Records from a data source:
------------------------------------------------------------

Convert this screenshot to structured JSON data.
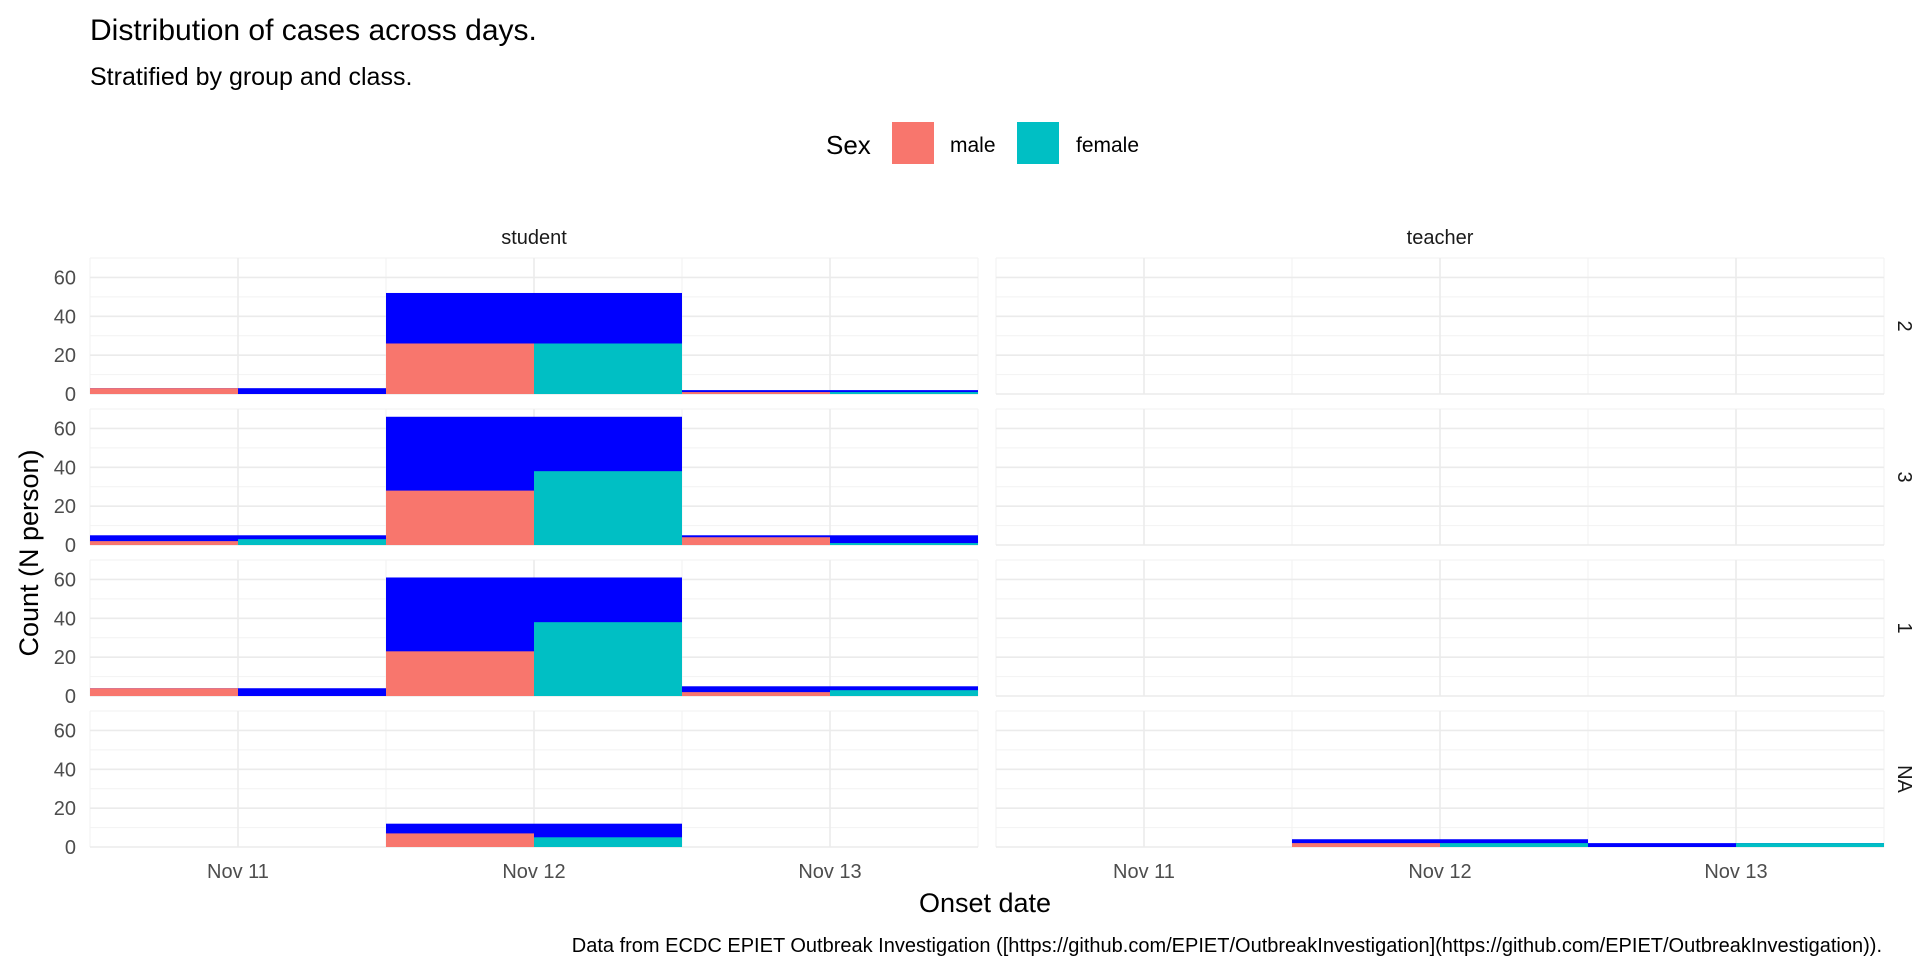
{
  "chart_data": {
    "type": "bar",
    "title": "Distribution of cases across days.",
    "subtitle": "Stratified by group and class.",
    "xlabel": "Onset date",
    "ylabel": "Count (N person)",
    "caption": "Data from ECDC EPIET Outbreak Investigation ([https://github.com/EPIET/OutbreakInvestigation](https://github.com/EPIET/OutbreakInvestigation)).",
    "legend": {
      "title": "Sex",
      "position": "top",
      "entries": [
        {
          "label": "male",
          "color": "#F8766D"
        },
        {
          "label": "female",
          "color": "#00BFC4"
        }
      ]
    },
    "overlay_color": "#0000FF",
    "grid": true,
    "ylim": [
      0,
      70
    ],
    "yticks": [
      "0",
      "20",
      "40",
      "60"
    ],
    "categories": [
      "Nov 11",
      "Nov 12",
      "Nov 13"
    ],
    "columns": [
      "student",
      "teacher"
    ],
    "rows": [
      "2",
      "3",
      "1",
      "NA"
    ],
    "panels": [
      {
        "col": "student",
        "row": "2",
        "bars": [
          {
            "date": "Nov 11",
            "male": 3,
            "female": 0,
            "total": 3
          },
          {
            "date": "Nov 12",
            "male": 26,
            "female": 26,
            "total": 52
          },
          {
            "date": "Nov 13",
            "male": 1,
            "female": 1,
            "total": 2
          }
        ]
      },
      {
        "col": "teacher",
        "row": "2",
        "bars": []
      },
      {
        "col": "student",
        "row": "3",
        "bars": [
          {
            "date": "Nov 11",
            "male": 2,
            "female": 3,
            "total": 5
          },
          {
            "date": "Nov 12",
            "male": 28,
            "female": 38,
            "total": 66
          },
          {
            "date": "Nov 13",
            "male": 4,
            "female": 1,
            "total": 5
          }
        ]
      },
      {
        "col": "teacher",
        "row": "3",
        "bars": []
      },
      {
        "col": "student",
        "row": "1",
        "bars": [
          {
            "date": "Nov 11",
            "male": 4,
            "female": 0,
            "total": 4
          },
          {
            "date": "Nov 12",
            "male": 23,
            "female": 38,
            "total": 61
          },
          {
            "date": "Nov 13",
            "male": 2,
            "female": 3,
            "total": 5
          }
        ]
      },
      {
        "col": "teacher",
        "row": "1",
        "bars": []
      },
      {
        "col": "student",
        "row": "NA",
        "bars": [
          {
            "date": "Nov 12",
            "male": 7,
            "female": 5,
            "total": 12
          }
        ]
      },
      {
        "col": "teacher",
        "row": "NA",
        "bars": [
          {
            "date": "Nov 12",
            "male": 2,
            "female": 2,
            "total": 4
          },
          {
            "date": "Nov 13",
            "male": 0,
            "female": 2,
            "total": 2
          }
        ]
      }
    ]
  }
}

------------------------------------------------------------

EXERCISE DIRECTIONS » Copy out the listing exactly as it stands, but not the pictures.

FINISHED EXERCISE »
Convert this screenshot to structured JSON data.
{
  "chart_data": {
    "type": "bar",
    "title": "Distribution of cases across days.",
    "subtitle": "Stratified by group and class.",
    "xlabel": "Onset date",
    "ylabel": "Count (N person)",
    "caption": "Data from ECDC EPIET Outbreak Investigation ([https://github.com/EPIET/OutbreakInvestigation](https://github.com/EPIET/OutbreakInvestigation)).",
    "legend": {
      "title": "Sex",
      "position": "top",
      "entries": [
        {
          "label": "male",
          "color": "#F8766D"
        },
        {
          "label": "female",
          "color": "#00BFC4"
        }
      ]
    },
    "overlay_color": "#0000FF",
    "grid": true,
    "ylim": [
      0,
      70
    ],
    "yticks": [
      "0",
      "20",
      "40",
      "60"
    ],
    "categories": [
      "Nov 11",
      "Nov 12",
      "Nov 13"
    ],
    "columns": [
      "student",
      "teacher"
    ],
    "rows": [
      "2",
      "3",
      "1",
      "NA"
    ],
    "panels": [
      {
        "col": "student",
        "row": "2",
        "bars": [
          {
            "date": "Nov 11",
            "male": 3,
            "female": 0,
            "total": 3
          },
          {
            "date": "Nov 12",
            "male": 26,
            "female": 26,
            "total": 52
          },
          {
            "date": "Nov 13",
            "male": 1,
            "female": 1,
            "total": 2
          }
        ]
      },
      {
        "col": "teacher",
        "row": "2",
        "bars": []
      },
      {
        "col": "student",
        "row": "3",
        "bars": [
          {
            "date": "Nov 11",
            "male": 2,
            "female": 3,
            "total": 5
          },
          {
            "date": "Nov 12",
            "male": 28,
            "female": 38,
            "total": 66
          },
          {
            "date": "Nov 13",
            "male": 4,
            "female": 1,
            "total": 5
          }
        ]
      },
      {
        "col": "teacher",
        "row": "3",
        "bars": []
      },
      {
        "col": "student",
        "row": "1",
        "bars": [
          {
            "date": "Nov 11",
            "male": 4,
            "female": 0,
            "total": 4
          },
          {
            "date": "Nov 12",
            "male": 23,
            "female": 38,
            "total": 61
          },
          {
            "date": "Nov 13",
            "male": 2,
            "female": 3,
            "total": 5
          }
        ]
      },
      {
        "col": "teacher",
        "row": "1",
        "bars": []
      },
      {
        "col": "student",
        "row": "NA",
        "bars": [
          {
            "date": "Nov 12",
            "male": 7,
            "female": 5,
            "total": 12
          }
        ]
      },
      {
        "col": "teacher",
        "row": "NA",
        "bars": [
          {
            "date": "Nov 12",
            "male": 2,
            "female": 2,
            "total": 4
          },
          {
            "date": "Nov 13",
            "male": 0,
            "female": 2,
            "total": 2
          }
        ]
      }
    ]
  }
}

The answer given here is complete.